» SET TASK
All of the entries need to be written out again, exactly as they are.

» RECORDS SHOWN
★ ★ ★ ★ ★ ★ ★

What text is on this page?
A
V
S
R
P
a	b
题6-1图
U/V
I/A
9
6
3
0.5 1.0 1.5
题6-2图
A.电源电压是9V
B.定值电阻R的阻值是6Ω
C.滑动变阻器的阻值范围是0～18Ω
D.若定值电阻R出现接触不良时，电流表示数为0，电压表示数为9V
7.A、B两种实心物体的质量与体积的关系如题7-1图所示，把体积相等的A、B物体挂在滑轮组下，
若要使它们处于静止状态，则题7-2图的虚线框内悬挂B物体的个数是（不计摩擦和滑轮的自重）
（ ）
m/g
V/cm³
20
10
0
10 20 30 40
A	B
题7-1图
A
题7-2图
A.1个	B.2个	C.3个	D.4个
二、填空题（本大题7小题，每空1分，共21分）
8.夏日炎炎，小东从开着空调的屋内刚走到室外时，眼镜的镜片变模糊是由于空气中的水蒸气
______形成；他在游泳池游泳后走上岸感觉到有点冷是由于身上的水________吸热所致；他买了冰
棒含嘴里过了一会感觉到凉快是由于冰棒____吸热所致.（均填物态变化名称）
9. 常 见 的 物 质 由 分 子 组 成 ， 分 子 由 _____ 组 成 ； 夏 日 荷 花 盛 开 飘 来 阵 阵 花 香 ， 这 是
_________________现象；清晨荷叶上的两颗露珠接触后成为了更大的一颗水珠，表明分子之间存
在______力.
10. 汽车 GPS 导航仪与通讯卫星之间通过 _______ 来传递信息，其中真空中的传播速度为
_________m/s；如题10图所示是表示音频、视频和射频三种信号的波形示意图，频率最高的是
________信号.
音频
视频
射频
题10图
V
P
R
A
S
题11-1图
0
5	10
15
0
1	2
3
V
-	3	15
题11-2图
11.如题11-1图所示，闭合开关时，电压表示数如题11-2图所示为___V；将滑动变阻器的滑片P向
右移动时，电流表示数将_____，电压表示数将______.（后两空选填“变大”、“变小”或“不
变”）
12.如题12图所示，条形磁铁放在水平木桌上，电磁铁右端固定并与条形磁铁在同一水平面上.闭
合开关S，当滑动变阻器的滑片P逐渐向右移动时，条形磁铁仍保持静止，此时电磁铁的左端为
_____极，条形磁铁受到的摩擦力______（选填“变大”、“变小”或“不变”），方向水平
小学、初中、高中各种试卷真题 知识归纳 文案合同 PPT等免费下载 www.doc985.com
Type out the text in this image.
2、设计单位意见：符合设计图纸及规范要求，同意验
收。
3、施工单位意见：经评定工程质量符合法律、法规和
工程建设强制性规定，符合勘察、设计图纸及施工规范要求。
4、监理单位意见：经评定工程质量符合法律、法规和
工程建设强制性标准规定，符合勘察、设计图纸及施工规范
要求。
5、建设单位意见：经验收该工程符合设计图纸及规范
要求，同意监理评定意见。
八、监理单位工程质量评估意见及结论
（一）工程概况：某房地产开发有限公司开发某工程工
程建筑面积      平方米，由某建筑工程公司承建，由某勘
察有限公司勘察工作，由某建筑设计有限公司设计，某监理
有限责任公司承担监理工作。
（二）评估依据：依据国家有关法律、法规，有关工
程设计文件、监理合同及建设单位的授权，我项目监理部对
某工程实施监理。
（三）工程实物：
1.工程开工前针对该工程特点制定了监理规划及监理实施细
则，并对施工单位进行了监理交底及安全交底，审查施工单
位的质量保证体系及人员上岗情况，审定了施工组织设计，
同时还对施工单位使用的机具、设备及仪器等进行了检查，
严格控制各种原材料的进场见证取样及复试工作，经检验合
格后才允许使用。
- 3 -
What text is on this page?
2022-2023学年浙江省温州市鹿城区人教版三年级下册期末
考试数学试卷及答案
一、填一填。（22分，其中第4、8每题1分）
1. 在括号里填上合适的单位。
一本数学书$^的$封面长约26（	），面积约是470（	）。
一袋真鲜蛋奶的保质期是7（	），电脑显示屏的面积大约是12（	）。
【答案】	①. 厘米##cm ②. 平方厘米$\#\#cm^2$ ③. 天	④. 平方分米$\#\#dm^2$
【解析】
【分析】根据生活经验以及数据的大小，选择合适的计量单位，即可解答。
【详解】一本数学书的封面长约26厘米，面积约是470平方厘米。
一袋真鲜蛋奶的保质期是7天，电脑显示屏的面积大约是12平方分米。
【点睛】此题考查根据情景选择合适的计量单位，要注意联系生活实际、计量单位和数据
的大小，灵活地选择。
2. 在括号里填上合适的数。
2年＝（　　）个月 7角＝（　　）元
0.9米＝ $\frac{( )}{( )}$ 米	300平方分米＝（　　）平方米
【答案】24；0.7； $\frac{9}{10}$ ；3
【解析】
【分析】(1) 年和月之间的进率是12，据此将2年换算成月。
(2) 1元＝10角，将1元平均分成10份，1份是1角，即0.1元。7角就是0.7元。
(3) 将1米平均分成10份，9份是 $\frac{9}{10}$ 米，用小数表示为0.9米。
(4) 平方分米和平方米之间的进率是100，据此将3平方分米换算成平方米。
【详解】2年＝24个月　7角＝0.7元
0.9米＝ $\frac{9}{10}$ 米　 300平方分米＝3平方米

★ ★ ★ ★ ★ ★ ★

» THE RESULT
What text is on this page?
A
V
S
R
P
a	b
题6-1图
U/V
I/A
9
6
3
0.5 1.0 1.5
题6-2图
A.电源电压是9V
B.定值电阻R的阻值是6Ω
C.滑动变阻器的阻值范围是0～18Ω
D.若定值电阻R出现接触不良时，电流表示数为0，电压表示数为9V
7.A、B两种实心物体的质量与体积的关系如题7-1图所示，把体积相等的A、B物体挂在滑轮组下，
若要使它们处于静止状态，则题7-2图的虚线框内悬挂B物体的个数是（不计摩擦和滑轮的自重）
（ ）
m/g
V/cm³
20
10
0
10 20 30 40
A	B
题7-1图
A
题7-2图
A.1个	B.2个	C.3个	D.4个
二、填空题（本大题7小题，每空1分，共21分）
8.夏日炎炎，小东从开着空调的屋内刚走到室外时，眼镜的镜片变模糊是由于空气中的水蒸气
______形成；他在游泳池游泳后走上岸感觉到有点冷是由于身上的水________吸热所致；他买了冰
棒含嘴里过了一会感觉到凉快是由于冰棒____吸热所致.（均填物态变化名称）
9. 常 见 的 物 质 由 分 子 组 成 ， 分 子 由 _____ 组 成 ； 夏 日 荷 花 盛 开 飘 来 阵 阵 花 香 ， 这 是
_________________现象；清晨荷叶上的两颗露珠接触后成为了更大的一颗水珠，表明分子之间存
在______力.
10. 汽车 GPS 导航仪与通讯卫星之间通过 _______ 来传递信息，其中真空中的传播速度为
_________m/s；如题10图所示是表示音频、视频和射频三种信号的波形示意图，频率最高的是
________信号.
音频
视频
射频
题10图
V
P
R
A
S
题11-1图
0
5	10
15
0
1	2
3
V
-	3	15
题11-2图
11.如题11-1图所示，闭合开关时，电压表示数如题11-2图所示为___V；将滑动变阻器的滑片P向
右移动时，电流表示数将_____，电压表示数将______.（后两空选填“变大”、“变小”或“不
变”）
12.如题12图所示，条形磁铁放在水平木桌上，电磁铁右端固定并与条形磁铁在同一水平面上.闭
合开关S，当滑动变阻器的滑片P逐渐向右移动时，条形磁铁仍保持静止，此时电磁铁的左端为
_____极，条形磁铁受到的摩擦力______（选填“变大”、“变小”或“不变”），方向水平
小学、初中、高中各种试卷真题 知识归纳 文案合同 PPT等免费下载 www.doc985.com
Type out the text in this image.
2、设计单位意见：符合设计图纸及规范要求，同意验
收。
3、施工单位意见：经评定工程质量符合法律、法规和
工程建设强制性规定，符合勘察、设计图纸及施工规范要求。
4、监理单位意见：经评定工程质量符合法律、法规和
工程建设强制性标准规定，符合勘察、设计图纸及施工规范
要求。
5、建设单位意见：经验收该工程符合设计图纸及规范
要求，同意监理评定意见。
八、监理单位工程质量评估意见及结论
（一）工程概况：某房地产开发有限公司开发某工程工
程建筑面积      平方米，由某建筑工程公司承建，由某勘
察有限公司勘察工作，由某建筑设计有限公司设计，某监理
有限责任公司承担监理工作。
（二）评估依据：依据国家有关法律、法规，有关工
程设计文件、监理合同及建设单位的授权，我项目监理部对
某工程实施监理。
（三）工程实物：
1.工程开工前针对该工程特点制定了监理规划及监理实施细
则，并对施工单位进行了监理交底及安全交底，审查施工单
位的质量保证体系及人员上岗情况，审定了施工组织设计，
同时还对施工单位使用的机具、设备及仪器等进行了检查，
严格控制各种原材料的进场见证取样及复试工作，经检验合
格后才允许使用。
- 3 -
What text is on this page?
2022-2023学年浙江省温州市鹿城区人教版三年级下册期末
考试数学试卷及答案
一、填一填。（22分，其中第4、8每题1分）
1. 在括号里填上合适的单位。
一本数学书$^的$封面长约26（	），面积约是470（	）。
一袋真鲜蛋奶的保质期是7（	），电脑显示屏的面积大约是12（	）。
【答案】	①. 厘米##cm ②. 平方厘米$\#\#cm^2$ ③. 天	④. 平方分米$\#\#dm^2$
【解析】
【分析】根据生活经验以及数据的大小，选择合适的计量单位，即可解答。
【详解】一本数学书的封面长约26厘米，面积约是470平方厘米。
一袋真鲜蛋奶的保质期是7天，电脑显示屏的面积大约是12平方分米。
【点睛】此题考查根据情景选择合适的计量单位，要注意联系生活实际、计量单位和数据
的大小，灵活地选择。
2. 在括号里填上合适的数。
2年＝（　　）个月 7角＝（　　）元
0.9米＝ $\frac{( )}{( )}$ 米	300平方分米＝（　　）平方米
【答案】24；0.7； $\frac{9}{10}$ ；3
【解析】
【分析】(1) 年和月之间的进率是12，据此将2年换算成月。
(2) 1元＝10角，将1元平均分成10份，1份是1角，即0.1元。7角就是0.7元。
(3) 将1米平均分成10份，9份是 $\frac{9}{10}$ 米，用小数表示为0.9米。
(4) 平方分米和平方米之间的进率是100，据此将3平方分米换算成平方米。
【详解】2年＝24个月　7角＝0.7元
0.9米＝ $\frac{9}{10}$ 米　 300平方分米＝3平方米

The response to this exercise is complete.